THE PROBLEM:
Pull each line holding the word "production" from the data.

DATASET CONTENT:
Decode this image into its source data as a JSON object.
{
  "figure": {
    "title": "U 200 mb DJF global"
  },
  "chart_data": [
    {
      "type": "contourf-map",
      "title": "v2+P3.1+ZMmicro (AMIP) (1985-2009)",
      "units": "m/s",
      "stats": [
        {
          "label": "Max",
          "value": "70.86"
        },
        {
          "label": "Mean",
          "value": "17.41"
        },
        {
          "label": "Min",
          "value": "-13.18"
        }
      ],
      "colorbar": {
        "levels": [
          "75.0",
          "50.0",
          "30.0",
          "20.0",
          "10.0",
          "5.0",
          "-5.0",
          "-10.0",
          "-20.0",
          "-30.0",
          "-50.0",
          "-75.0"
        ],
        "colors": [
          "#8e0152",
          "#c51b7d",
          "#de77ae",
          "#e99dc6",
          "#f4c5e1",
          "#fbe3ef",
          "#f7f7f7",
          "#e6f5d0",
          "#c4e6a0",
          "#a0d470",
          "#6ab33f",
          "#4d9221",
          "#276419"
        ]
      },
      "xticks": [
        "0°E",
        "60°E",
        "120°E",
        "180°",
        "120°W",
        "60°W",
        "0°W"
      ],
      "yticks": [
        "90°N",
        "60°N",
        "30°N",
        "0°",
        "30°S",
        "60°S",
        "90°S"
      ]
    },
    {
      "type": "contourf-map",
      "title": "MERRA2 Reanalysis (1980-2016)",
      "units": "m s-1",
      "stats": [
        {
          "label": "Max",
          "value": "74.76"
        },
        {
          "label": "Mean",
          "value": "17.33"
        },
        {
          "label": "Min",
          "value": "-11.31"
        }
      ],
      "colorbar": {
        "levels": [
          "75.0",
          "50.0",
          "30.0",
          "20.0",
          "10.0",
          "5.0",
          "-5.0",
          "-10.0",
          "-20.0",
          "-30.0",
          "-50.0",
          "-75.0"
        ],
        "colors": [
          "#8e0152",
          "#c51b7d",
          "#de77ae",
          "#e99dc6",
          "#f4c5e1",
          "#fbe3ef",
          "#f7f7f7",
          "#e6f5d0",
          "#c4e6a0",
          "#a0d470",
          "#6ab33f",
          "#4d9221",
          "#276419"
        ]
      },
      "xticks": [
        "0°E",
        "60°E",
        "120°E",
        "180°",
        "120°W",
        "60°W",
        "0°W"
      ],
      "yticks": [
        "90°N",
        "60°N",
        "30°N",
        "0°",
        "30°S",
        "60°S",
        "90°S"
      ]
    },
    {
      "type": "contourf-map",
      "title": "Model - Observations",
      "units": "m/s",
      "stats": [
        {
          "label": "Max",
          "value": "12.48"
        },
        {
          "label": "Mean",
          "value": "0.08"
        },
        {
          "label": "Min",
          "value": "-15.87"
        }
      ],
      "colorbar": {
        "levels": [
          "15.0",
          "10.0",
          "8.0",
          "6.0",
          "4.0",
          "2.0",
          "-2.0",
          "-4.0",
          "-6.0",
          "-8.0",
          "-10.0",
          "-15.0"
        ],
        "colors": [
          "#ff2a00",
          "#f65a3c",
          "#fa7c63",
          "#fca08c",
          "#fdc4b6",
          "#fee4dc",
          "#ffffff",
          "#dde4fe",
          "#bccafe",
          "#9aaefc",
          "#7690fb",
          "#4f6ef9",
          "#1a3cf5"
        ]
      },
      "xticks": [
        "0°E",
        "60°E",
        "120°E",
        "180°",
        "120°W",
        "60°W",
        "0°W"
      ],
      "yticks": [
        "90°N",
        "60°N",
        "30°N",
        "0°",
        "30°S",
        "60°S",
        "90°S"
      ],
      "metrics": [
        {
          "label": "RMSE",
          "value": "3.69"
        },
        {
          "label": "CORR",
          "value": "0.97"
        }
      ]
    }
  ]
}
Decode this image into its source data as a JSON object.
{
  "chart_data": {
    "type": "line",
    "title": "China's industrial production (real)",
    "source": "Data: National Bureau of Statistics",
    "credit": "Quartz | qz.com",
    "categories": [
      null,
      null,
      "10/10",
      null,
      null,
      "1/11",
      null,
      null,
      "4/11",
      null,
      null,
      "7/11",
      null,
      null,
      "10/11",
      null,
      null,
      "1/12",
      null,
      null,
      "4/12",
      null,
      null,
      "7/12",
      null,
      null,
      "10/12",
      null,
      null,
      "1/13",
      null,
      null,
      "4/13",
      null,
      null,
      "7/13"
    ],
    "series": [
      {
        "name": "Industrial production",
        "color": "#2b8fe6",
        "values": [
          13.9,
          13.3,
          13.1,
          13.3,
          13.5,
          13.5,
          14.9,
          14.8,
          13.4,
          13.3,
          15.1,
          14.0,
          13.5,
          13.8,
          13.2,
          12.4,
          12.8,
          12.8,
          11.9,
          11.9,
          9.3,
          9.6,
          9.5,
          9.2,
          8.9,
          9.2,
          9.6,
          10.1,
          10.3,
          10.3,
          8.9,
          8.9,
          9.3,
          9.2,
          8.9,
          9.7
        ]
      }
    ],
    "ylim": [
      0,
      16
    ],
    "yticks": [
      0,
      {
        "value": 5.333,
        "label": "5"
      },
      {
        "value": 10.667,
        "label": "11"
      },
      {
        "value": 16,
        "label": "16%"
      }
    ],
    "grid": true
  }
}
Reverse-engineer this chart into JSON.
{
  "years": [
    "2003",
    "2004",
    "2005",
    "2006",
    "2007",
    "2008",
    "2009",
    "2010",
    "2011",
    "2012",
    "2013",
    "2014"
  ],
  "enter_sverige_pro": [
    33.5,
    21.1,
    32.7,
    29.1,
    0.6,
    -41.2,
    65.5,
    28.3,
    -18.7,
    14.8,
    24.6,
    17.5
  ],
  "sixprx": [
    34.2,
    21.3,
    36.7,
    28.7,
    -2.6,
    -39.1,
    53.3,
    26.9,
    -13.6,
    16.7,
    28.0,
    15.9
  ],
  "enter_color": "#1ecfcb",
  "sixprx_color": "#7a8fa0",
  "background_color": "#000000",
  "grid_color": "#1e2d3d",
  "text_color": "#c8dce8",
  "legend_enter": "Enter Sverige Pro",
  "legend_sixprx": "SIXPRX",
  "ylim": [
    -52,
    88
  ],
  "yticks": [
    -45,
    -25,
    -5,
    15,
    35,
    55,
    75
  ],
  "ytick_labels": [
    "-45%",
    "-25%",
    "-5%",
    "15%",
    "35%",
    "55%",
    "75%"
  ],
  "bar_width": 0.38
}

TASK ANSWER:
    "title": "China's industrial production (real)",
        "name": "Industrial production",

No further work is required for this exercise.